§ **SUPPLIED DATA**:

━━━━

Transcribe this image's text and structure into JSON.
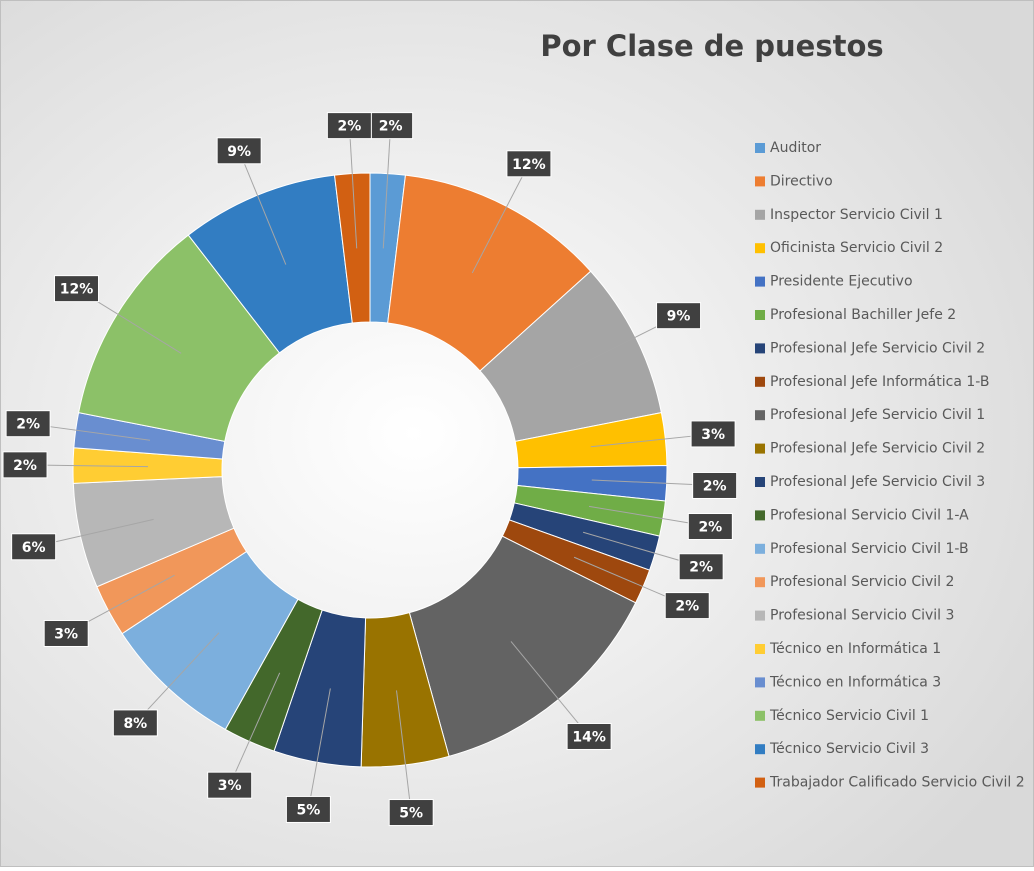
{
  "chart_data": {
    "type": "donut",
    "title": "Por Clase de puestos",
    "categories": [
      "Auditor",
      "Directivo",
      "Inspector Servicio Civil 1",
      "Oficinista Servicio Civil 2",
      "Presidente Ejecutivo",
      "Profesional Bachiller Jefe 2",
      "Profesional Jefe Servicio Civil 2",
      "Profesional Jefe Informática 1-B",
      "Profesional Jefe Servicio Civil 1",
      "Profesional Jefe Servicio Civil 2",
      "Profesional Jefe Servicio Civil 3",
      "Profesional Servicio Civil 1-A",
      "Profesional Servicio Civil 1-B",
      "Profesional Servicio Civil 2",
      "Profesional Servicio Civil 3",
      "Técnico en Informática 1",
      "Técnico en Informática 3",
      "Técnico Servicio Civil 1",
      "Técnico Servicio Civil 3",
      "Trabajador Calificado Servicio Civil 2"
    ],
    "values": [
      2,
      12,
      9,
      3,
      2,
      2,
      2,
      2,
      14,
      5,
      5,
      3,
      8,
      3,
      6,
      2,
      2,
      12,
      9,
      2
    ],
    "value_labels": [
      "2%",
      "12%",
      "9%",
      "3%",
      "2%",
      "2%",
      "2%",
      "2%",
      "14%",
      "5%",
      "5%",
      "3%",
      "8%",
      "3%",
      "6%",
      "2%",
      "2%",
      "12%",
      "9%",
      "2%"
    ],
    "colors": [
      "#5B9BD5",
      "#ED7D31",
      "#A5A5A5",
      "#FFC000",
      "#4472C4",
      "#70AD47",
      "#264478",
      "#9E480E",
      "#636363",
      "#997300",
      "#264478",
      "#43682B",
      "#7CAFDD",
      "#F1975A",
      "#B7B7B7",
      "#FFCD33",
      "#698ED0",
      "#8CC168",
      "#327DC2",
      "#D26012"
    ],
    "legend": "right"
  }
}
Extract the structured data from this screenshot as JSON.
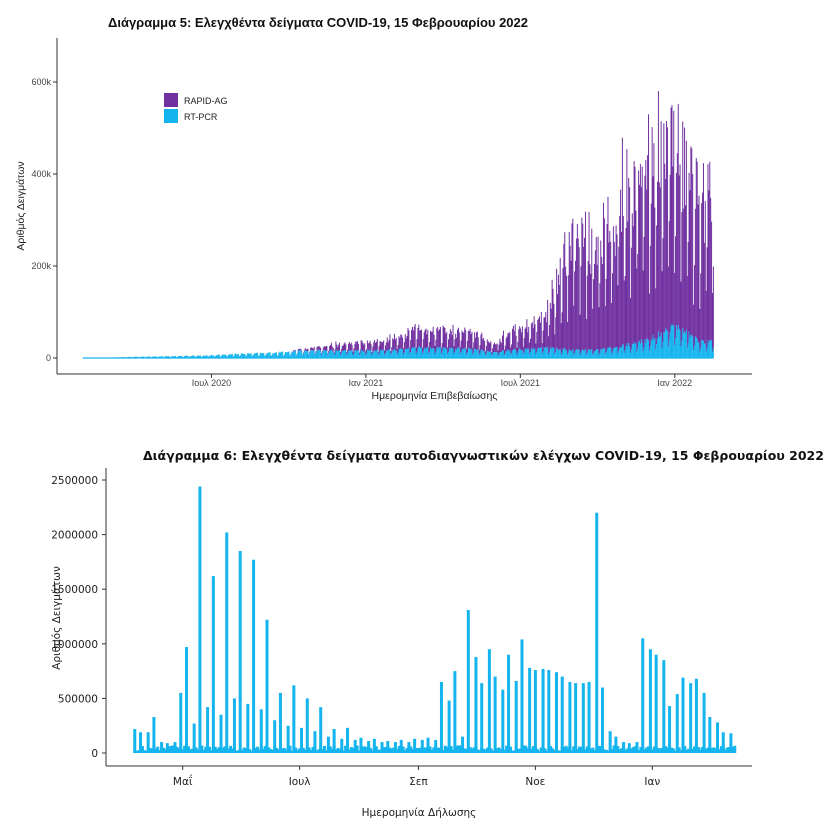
{
  "chart_data": [
    {
      "type": "area",
      "title": "Διάγραμμα 5: Ελεγχθέντα δείγματα COVID-19, 15 Φεβρουαρίου 2022",
      "xlabel": "Ημερομηνία Επιβεβαίωσης",
      "ylabel": "Αριθμός Δειγμάτων",
      "x_range": [
        "2020-02",
        "2022-02-15"
      ],
      "ylim": [
        0,
        680000
      ],
      "y_ticks": [
        0,
        200000,
        400000,
        600000
      ],
      "y_tick_labels": [
        "0",
        "200k",
        "400k",
        "600k"
      ],
      "x_ticks": [
        "2020-07",
        "2021-01",
        "2021-07",
        "2022-01"
      ],
      "x_tick_labels": [
        "Ιουλ 2020",
        "Ιαν 2021",
        "Ιουλ 2021",
        "Ιαν 2022"
      ],
      "legend_position": "top-left",
      "stacked": true,
      "grid": false,
      "series": [
        {
          "name": "RAPID-AG",
          "color": "#7030A0",
          "monthly_peak_values": [
            [
              "2020-02",
              0
            ],
            [
              "2020-03",
              0
            ],
            [
              "2020-04",
              0
            ],
            [
              "2020-05",
              0
            ],
            [
              "2020-06",
              0
            ],
            [
              "2020-07",
              0
            ],
            [
              "2020-08",
              0
            ],
            [
              "2020-09",
              0
            ],
            [
              "2020-10",
              0
            ],
            [
              "2020-11",
              10000
            ],
            [
              "2020-12",
              20000
            ],
            [
              "2021-01",
              25000
            ],
            [
              "2021-02",
              35000
            ],
            [
              "2021-03",
              55000
            ],
            [
              "2021-04",
              55000
            ],
            [
              "2021-05",
              50000
            ],
            [
              "2021-06",
              30000
            ],
            [
              "2021-07",
              70000
            ],
            [
              "2021-08",
              90000
            ],
            [
              "2021-09",
              370000
            ],
            [
              "2021-10",
              300000
            ],
            [
              "2021-11",
              460000
            ],
            [
              "2021-12",
              570000
            ],
            [
              "2022-01",
              560000
            ],
            [
              "2022-02",
              420000
            ]
          ]
        },
        {
          "name": "RT-PCR",
          "color": "#14B4EE",
          "monthly_peak_values": [
            [
              "2020-02",
              100
            ],
            [
              "2020-03",
              1000
            ],
            [
              "2020-04",
              3000
            ],
            [
              "2020-05",
              4000
            ],
            [
              "2020-06",
              5000
            ],
            [
              "2020-07",
              7000
            ],
            [
              "2020-08",
              10000
            ],
            [
              "2020-09",
              12000
            ],
            [
              "2020-10",
              15000
            ],
            [
              "2020-11",
              20000
            ],
            [
              "2020-12",
              18000
            ],
            [
              "2021-01",
              18000
            ],
            [
              "2021-02",
              20000
            ],
            [
              "2021-03",
              25000
            ],
            [
              "2021-04",
              25000
            ],
            [
              "2021-05",
              22000
            ],
            [
              "2021-06",
              15000
            ],
            [
              "2021-07",
              22000
            ],
            [
              "2021-08",
              25000
            ],
            [
              "2021-09",
              20000
            ],
            [
              "2021-10",
              20000
            ],
            [
              "2021-11",
              30000
            ],
            [
              "2021-12",
              45000
            ],
            [
              "2022-01",
              80000
            ],
            [
              "2022-02",
              40000
            ]
          ]
        }
      ]
    },
    {
      "type": "bar",
      "title": "Διάγραμμα 6: Ελεγχθέντα δείγματα αυτοδιαγνωστικών ελέγχων COVID-19, 15 Φεβρουαρίου 2022",
      "xlabel": "Ημερομηνία Δήλωσης",
      "ylabel": "Αριθμός Δειγμάτων",
      "ylim": [
        0,
        2500000
      ],
      "y_ticks": [
        0,
        500000,
        1000000,
        1500000,
        2000000,
        2500000
      ],
      "y_tick_labels": [
        "0",
        "500000",
        "1000000",
        "1500000",
        "2000000",
        "2500000"
      ],
      "x_range": [
        "2021-04-05",
        "2022-02-14"
      ],
      "x_ticks": [
        "2021-05-01",
        "2021-07-01",
        "2021-09-01",
        "2021-11-01",
        "2022-01-01"
      ],
      "x_tick_labels": [
        "Μαΐ",
        "Ιουλ",
        "Σεπ",
        "Νοε",
        "Ιαν"
      ],
      "grid": false,
      "series": [
        {
          "name": "",
          "color": "#14B4EE",
          "weekly_spike_values": [
            [
              "2021-04-06",
              220000
            ],
            [
              "2021-04-09",
              190000
            ],
            [
              "2021-04-13",
              190000
            ],
            [
              "2021-04-16",
              330000
            ],
            [
              "2021-04-20",
              100000
            ],
            [
              "2021-04-23",
              90000
            ],
            [
              "2021-04-27",
              100000
            ],
            [
              "2021-04-30",
              550000
            ],
            [
              "2021-05-03",
              970000
            ],
            [
              "2021-05-07",
              270000
            ],
            [
              "2021-05-10",
              2440000
            ],
            [
              "2021-05-14",
              420000
            ],
            [
              "2021-05-17",
              1620000
            ],
            [
              "2021-05-21",
              350000
            ],
            [
              "2021-05-24",
              2020000
            ],
            [
              "2021-05-28",
              500000
            ],
            [
              "2021-05-31",
              1850000
            ],
            [
              "2021-06-04",
              450000
            ],
            [
              "2021-06-07",
              1770000
            ],
            [
              "2021-06-11",
              400000
            ],
            [
              "2021-06-14",
              1220000
            ],
            [
              "2021-06-18",
              300000
            ],
            [
              "2021-06-21",
              550000
            ],
            [
              "2021-06-25",
              250000
            ],
            [
              "2021-06-28",
              620000
            ],
            [
              "2021-07-02",
              230000
            ],
            [
              "2021-07-05",
              500000
            ],
            [
              "2021-07-09",
              200000
            ],
            [
              "2021-07-12",
              420000
            ],
            [
              "2021-07-16",
              150000
            ],
            [
              "2021-07-19",
              220000
            ],
            [
              "2021-07-23",
              130000
            ],
            [
              "2021-07-26",
              230000
            ],
            [
              "2021-07-30",
              120000
            ],
            [
              "2021-08-02",
              140000
            ],
            [
              "2021-08-06",
              110000
            ],
            [
              "2021-08-09",
              130000
            ],
            [
              "2021-08-13",
              100000
            ],
            [
              "2021-08-16",
              110000
            ],
            [
              "2021-08-20",
              100000
            ],
            [
              "2021-08-23",
              120000
            ],
            [
              "2021-08-27",
              100000
            ],
            [
              "2021-08-30",
              130000
            ],
            [
              "2021-09-03",
              120000
            ],
            [
              "2021-09-06",
              140000
            ],
            [
              "2021-09-10",
              120000
            ],
            [
              "2021-09-13",
              650000
            ],
            [
              "2021-09-17",
              480000
            ],
            [
              "2021-09-20",
              750000
            ],
            [
              "2021-09-24",
              150000
            ],
            [
              "2021-09-27",
              1310000
            ],
            [
              "2021-10-01",
              880000
            ],
            [
              "2021-10-04",
              640000
            ],
            [
              "2021-10-08",
              950000
            ],
            [
              "2021-10-11",
              700000
            ],
            [
              "2021-10-15",
              580000
            ],
            [
              "2021-10-18",
              900000
            ],
            [
              "2021-10-22",
              660000
            ],
            [
              "2021-10-25",
              1040000
            ],
            [
              "2021-10-29",
              780000
            ],
            [
              "2021-11-01",
              760000
            ],
            [
              "2021-11-05",
              770000
            ],
            [
              "2021-11-08",
              760000
            ],
            [
              "2021-11-12",
              740000
            ],
            [
              "2021-11-15",
              700000
            ],
            [
              "2021-11-19",
              650000
            ],
            [
              "2021-11-22",
              640000
            ],
            [
              "2021-11-26",
              640000
            ],
            [
              "2021-11-29",
              650000
            ],
            [
              "2021-12-03",
              2200000
            ],
            [
              "2021-12-06",
              600000
            ],
            [
              "2021-12-10",
              200000
            ],
            [
              "2021-12-13",
              150000
            ],
            [
              "2021-12-17",
              100000
            ],
            [
              "2021-12-20",
              90000
            ],
            [
              "2021-12-24",
              100000
            ],
            [
              "2021-12-27",
              1050000
            ],
            [
              "2021-12-31",
              950000
            ],
            [
              "2022-01-03",
              900000
            ],
            [
              "2022-01-07",
              850000
            ],
            [
              "2022-01-10",
              430000
            ],
            [
              "2022-01-14",
              540000
            ],
            [
              "2022-01-17",
              690000
            ],
            [
              "2022-01-21",
              640000
            ],
            [
              "2022-01-24",
              680000
            ],
            [
              "2022-01-28",
              550000
            ],
            [
              "2022-01-31",
              330000
            ],
            [
              "2022-02-04",
              280000
            ],
            [
              "2022-02-07",
              190000
            ],
            [
              "2022-02-11",
              180000
            ]
          ]
        }
      ]
    }
  ]
}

━━━━

§ **BRIEF**:
Report how many lines in the listing above include the word "Φεβρουαρίου". Give nothing but the number.

§ **RESPONSE TO THE TASK**:
2